Microsoft

Stories about Microsoft, Windows, Office and so on

New computers – Windows 7 – security and password aging

Today when I signed on I got a bit of a shock.  The computer warned me that my password was going to expire in 5 days, and I should probably consider changing it.

It was a shock because this is my computer, and I go along with current password aging thinking, which is that a) we can’t figure out who first figured that password aging was all that hot an idea, and b) if it ever was a good idea, in the modern computing environment, password aging is a non-starter.  Given that passwords should probably exceed 20 characters, and likely should be somewhat complex, trying to get people to choose a good one more than once every few years (when rainbow tables have been extended) is likely more security compromising than enhancing.

So, I went looking.  Having dealt with security for a number of years, it wasn’t too hard for me to figure out that I didn’t want the control panel (since I hadn’t seen anything along that line while I was modifying other settings), and that I likely wanted “Administrative Tools,” and under that “Local Security Policy.”  I had to read through all the options to determine that I probably wanted “Account Policies,” but, under that, it was obvious I wanted “Password Policy,” and, once there, “Maximum password age” stood out.  With no particular options or actions I went back to the menu bar until I found that “Action” had a “Properties” function, bringing up a dialogue box with an entry box with a number in it.  I figured that setting it to zero might turn off password aging, but I didn’t want to do anything that might require me to set a new password every time I signed on, so, when I saw that one of the tabs was “Explain,” I choose that.
* * * * * * * * *
STATED PROBLEM 1 →
Answer these questions about the post on Windows 7 password aging:
(a) In how many days was the password going to expire?
(b) What length does the post say passwords should probably exceed?
(c) Which tab did the writer choose?
STATED PROBLEM 2 → Rewrite the passage of the post on Windows 7 password aging between "New computers –" and "compromising than enhancing.", inclusive, substituting "surprise" for "shock".
The data that follows is separate material from the post above.

INFORMATION SUPPLIED →
* * * * * * * * *
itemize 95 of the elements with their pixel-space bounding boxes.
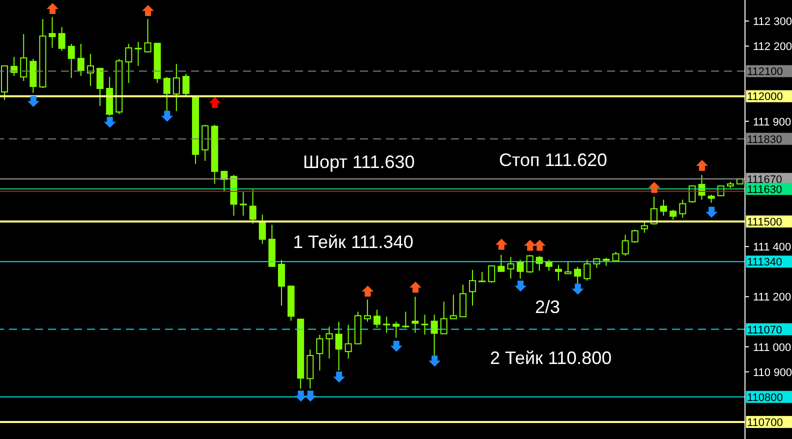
* * * * * * * * *
EXPECTED OUTPUT 1 →
(a) 5 days
(b) 20 characters
(c) "Explain"

EXPECTED OUTPUT 2 →
New computers – Windows 7 – security and password aging

Today when I signed on I got a bit of a surprise.  The computer warned me that my password was going to expire in 5 days, and I should probably consider changing it.

It was a surprise because this is my computer, and I go along with current password aging thinking, which is that a) we can’t figure out who first figured that password aging was all that hot an idea, and b) if it ever was a good idea, in the modern computing environment, password aging is a non-starter.  Given that passwords should probably exceed 20 characters, and likely should be somewhat complex, trying to get people to choose a good one more than once every few years (when rainbow tables have been extended) is likely more security compromising than enhancing.